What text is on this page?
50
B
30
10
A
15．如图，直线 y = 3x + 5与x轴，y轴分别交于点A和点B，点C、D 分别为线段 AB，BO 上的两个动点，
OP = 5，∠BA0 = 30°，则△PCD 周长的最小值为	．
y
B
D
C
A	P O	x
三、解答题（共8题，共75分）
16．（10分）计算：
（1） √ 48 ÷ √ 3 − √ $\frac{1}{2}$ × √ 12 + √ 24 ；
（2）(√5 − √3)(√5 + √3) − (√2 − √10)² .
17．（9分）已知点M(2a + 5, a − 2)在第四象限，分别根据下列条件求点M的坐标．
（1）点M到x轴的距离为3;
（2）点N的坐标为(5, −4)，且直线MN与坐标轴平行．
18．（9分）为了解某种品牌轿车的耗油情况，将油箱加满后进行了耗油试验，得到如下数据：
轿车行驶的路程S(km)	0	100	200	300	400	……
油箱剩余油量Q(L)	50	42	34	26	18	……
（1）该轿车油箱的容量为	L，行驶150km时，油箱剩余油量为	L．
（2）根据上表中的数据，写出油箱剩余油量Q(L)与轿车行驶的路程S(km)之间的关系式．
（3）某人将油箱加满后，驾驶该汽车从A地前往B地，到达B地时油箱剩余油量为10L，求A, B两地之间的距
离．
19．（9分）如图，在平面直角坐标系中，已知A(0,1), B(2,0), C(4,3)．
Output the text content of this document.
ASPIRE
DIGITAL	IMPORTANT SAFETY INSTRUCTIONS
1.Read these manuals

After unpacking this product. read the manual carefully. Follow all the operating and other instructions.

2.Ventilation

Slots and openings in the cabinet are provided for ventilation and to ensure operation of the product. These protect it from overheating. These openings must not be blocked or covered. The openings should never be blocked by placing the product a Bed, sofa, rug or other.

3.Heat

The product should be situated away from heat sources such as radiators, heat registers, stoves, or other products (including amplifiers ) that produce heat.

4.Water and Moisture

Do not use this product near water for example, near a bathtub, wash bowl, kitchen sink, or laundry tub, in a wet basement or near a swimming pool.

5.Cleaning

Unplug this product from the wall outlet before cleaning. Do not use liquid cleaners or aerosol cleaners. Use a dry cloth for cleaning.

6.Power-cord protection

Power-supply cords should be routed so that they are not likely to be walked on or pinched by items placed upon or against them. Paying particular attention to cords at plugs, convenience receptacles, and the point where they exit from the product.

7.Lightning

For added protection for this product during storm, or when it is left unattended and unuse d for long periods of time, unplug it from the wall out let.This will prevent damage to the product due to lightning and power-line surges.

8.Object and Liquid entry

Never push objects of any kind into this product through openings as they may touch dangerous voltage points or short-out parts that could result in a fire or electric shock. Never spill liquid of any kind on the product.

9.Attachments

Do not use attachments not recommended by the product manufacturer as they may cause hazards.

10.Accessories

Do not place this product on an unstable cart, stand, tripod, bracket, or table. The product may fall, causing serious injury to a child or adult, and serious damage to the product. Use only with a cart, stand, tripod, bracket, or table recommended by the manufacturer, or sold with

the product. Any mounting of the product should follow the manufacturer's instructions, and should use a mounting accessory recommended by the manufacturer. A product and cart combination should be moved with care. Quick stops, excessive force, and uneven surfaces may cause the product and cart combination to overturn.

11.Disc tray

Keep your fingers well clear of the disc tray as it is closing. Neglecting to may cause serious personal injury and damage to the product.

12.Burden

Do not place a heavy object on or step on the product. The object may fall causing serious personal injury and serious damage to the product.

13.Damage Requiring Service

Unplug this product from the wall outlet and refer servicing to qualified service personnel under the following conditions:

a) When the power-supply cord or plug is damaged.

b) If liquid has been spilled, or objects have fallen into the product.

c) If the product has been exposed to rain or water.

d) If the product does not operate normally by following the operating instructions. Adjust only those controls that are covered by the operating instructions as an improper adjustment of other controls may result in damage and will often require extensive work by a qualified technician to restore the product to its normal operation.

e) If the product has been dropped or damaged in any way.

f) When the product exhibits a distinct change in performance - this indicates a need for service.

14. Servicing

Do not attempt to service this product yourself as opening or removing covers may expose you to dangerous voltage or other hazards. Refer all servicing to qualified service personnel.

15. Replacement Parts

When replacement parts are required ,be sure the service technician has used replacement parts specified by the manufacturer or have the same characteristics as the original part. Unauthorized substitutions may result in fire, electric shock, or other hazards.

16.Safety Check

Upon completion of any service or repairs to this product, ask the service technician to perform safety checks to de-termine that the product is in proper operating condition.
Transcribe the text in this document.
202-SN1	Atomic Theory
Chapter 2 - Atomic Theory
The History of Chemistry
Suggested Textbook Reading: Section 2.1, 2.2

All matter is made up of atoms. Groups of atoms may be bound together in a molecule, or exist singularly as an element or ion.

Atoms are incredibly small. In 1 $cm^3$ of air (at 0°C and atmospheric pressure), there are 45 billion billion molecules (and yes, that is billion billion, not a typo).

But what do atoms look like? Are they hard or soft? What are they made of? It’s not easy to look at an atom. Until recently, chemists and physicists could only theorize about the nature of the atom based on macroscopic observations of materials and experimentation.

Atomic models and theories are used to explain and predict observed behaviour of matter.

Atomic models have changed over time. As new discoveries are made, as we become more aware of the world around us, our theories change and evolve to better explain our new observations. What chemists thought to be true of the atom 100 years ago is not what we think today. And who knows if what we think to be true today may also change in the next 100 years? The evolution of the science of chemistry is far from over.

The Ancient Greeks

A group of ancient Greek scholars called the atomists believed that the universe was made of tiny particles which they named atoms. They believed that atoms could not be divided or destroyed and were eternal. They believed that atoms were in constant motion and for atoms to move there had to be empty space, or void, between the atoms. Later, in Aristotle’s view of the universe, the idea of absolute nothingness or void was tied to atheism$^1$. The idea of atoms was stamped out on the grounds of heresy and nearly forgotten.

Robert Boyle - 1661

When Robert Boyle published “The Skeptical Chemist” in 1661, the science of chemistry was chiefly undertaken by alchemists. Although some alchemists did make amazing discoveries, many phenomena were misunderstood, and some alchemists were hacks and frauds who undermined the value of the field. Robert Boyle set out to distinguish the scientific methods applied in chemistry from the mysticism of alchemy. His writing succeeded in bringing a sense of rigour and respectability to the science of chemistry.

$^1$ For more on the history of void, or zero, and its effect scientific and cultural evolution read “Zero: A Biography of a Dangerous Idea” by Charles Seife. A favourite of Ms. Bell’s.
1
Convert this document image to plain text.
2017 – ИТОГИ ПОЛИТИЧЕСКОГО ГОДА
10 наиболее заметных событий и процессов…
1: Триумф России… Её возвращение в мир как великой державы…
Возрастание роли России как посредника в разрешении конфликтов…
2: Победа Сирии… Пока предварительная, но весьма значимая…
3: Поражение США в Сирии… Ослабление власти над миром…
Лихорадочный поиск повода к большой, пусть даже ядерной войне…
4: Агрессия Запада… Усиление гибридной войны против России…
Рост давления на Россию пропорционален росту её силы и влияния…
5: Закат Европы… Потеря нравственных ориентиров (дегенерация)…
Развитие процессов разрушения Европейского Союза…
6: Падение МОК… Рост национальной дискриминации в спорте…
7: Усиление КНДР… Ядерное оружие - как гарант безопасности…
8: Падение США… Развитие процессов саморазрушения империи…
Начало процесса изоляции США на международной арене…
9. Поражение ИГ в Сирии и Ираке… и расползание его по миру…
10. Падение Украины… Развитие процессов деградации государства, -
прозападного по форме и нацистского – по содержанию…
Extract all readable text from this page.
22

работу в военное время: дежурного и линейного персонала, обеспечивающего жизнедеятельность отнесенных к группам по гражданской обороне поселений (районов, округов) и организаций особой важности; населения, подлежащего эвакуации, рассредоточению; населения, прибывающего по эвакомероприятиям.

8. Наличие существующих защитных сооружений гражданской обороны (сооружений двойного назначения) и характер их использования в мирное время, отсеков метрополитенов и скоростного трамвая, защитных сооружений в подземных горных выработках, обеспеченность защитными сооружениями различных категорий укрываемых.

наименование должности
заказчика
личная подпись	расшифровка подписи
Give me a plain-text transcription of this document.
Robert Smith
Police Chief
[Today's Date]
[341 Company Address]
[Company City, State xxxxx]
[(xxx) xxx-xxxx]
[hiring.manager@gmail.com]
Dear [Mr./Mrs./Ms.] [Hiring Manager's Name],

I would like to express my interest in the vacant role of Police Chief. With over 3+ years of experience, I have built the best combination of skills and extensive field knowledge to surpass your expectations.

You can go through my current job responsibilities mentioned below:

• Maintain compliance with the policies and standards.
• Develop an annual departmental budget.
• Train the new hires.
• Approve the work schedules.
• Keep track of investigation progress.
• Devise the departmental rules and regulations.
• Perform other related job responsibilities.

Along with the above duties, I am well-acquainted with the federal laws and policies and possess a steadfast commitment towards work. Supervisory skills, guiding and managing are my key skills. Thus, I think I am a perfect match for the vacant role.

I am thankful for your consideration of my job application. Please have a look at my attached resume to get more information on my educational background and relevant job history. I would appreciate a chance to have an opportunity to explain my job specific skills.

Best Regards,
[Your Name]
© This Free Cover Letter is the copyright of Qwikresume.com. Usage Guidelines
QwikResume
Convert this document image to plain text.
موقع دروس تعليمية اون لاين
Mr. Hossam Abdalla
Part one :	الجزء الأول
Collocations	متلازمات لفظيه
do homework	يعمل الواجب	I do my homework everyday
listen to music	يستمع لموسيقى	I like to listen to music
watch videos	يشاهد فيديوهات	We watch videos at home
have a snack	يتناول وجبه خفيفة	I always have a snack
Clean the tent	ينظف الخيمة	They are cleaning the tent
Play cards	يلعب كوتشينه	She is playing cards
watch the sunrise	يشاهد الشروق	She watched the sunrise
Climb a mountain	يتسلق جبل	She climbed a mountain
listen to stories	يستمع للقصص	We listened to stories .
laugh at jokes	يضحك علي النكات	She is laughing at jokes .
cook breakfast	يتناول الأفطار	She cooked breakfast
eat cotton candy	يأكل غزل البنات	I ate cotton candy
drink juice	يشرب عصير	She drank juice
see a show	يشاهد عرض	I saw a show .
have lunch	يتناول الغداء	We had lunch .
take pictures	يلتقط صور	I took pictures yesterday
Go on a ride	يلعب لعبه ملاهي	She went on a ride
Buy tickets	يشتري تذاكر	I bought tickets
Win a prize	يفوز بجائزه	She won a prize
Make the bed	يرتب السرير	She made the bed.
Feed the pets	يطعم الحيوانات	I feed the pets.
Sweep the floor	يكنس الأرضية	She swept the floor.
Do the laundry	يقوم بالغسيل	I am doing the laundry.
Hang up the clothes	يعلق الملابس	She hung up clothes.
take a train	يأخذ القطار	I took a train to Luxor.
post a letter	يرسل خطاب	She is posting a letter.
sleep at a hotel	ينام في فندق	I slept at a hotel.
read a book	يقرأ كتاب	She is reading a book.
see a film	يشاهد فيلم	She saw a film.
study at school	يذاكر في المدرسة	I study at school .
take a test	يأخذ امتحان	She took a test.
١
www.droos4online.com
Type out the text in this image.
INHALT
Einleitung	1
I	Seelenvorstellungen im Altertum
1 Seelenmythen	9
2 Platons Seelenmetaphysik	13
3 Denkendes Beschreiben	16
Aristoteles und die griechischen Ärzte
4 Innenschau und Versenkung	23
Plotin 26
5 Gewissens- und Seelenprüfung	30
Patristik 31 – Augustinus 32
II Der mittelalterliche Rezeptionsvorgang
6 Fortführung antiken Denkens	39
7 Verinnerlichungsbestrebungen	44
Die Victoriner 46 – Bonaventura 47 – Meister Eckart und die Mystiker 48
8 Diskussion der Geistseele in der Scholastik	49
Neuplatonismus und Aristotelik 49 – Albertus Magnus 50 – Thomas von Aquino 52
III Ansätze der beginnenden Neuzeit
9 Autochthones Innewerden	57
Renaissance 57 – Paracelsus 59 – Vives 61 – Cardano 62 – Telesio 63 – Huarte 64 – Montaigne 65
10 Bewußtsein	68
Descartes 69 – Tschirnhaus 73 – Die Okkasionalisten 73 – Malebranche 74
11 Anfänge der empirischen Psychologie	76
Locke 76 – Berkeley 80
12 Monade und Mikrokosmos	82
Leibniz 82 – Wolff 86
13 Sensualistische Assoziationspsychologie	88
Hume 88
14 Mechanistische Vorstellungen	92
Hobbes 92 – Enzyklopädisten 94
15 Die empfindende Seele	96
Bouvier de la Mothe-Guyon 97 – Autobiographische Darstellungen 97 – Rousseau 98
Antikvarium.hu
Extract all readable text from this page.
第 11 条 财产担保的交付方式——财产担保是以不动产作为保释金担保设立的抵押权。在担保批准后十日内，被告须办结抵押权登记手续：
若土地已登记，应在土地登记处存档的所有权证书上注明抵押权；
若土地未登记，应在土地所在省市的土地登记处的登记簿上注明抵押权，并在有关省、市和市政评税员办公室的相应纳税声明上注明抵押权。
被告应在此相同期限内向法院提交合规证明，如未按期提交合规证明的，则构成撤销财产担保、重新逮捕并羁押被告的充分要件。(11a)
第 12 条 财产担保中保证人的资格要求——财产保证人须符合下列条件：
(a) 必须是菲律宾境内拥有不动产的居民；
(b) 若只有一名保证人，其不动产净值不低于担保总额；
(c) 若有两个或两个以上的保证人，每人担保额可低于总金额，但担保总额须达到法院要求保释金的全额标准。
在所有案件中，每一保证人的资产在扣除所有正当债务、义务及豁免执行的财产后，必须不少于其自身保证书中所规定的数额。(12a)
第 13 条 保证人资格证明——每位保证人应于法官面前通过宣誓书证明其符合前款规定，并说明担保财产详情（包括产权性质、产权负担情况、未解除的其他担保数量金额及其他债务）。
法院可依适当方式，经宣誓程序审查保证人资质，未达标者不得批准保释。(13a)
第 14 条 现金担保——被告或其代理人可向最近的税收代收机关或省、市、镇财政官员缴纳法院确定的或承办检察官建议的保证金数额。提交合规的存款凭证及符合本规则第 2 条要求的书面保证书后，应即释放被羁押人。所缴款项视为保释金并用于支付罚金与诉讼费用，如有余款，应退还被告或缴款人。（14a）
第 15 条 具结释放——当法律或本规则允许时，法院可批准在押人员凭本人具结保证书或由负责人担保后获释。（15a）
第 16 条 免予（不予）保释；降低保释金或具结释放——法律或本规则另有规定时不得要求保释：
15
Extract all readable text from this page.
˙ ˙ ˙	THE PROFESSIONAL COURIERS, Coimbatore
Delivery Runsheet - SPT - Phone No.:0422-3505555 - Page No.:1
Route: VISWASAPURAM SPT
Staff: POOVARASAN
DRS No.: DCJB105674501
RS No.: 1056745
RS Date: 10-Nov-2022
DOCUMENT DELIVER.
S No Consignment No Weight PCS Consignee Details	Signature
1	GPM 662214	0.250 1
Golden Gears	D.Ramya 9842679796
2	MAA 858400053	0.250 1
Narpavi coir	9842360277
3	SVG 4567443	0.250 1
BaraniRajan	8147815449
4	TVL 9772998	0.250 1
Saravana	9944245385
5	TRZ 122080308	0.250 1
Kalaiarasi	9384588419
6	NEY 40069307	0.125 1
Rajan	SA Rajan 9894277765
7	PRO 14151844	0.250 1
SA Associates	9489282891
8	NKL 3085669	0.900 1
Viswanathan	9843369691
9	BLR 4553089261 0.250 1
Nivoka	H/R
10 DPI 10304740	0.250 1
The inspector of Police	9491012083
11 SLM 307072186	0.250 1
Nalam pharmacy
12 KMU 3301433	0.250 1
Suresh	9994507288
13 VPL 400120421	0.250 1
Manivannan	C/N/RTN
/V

What this task involves
Which lines contain "evolution"? Copy each of them.

Written answer
Atomic models have changed over time. As new discoveries are made, as we become more aware of the world around us, our theories change and evolve to better explain our new observations. What chemists thought to be true of the atom 100 years ago is not what we think today. And who knows if what we think to be true today may also change in the next 100 years? The evolution of the science of chemistry is far from over.
$^1$ For more on the history of void, or zero, and its effect scientific and cultural evolution read “Zero: A Biography of a Dangerous Idea” by Charles Seife. A favourite of Ms. Bell’s.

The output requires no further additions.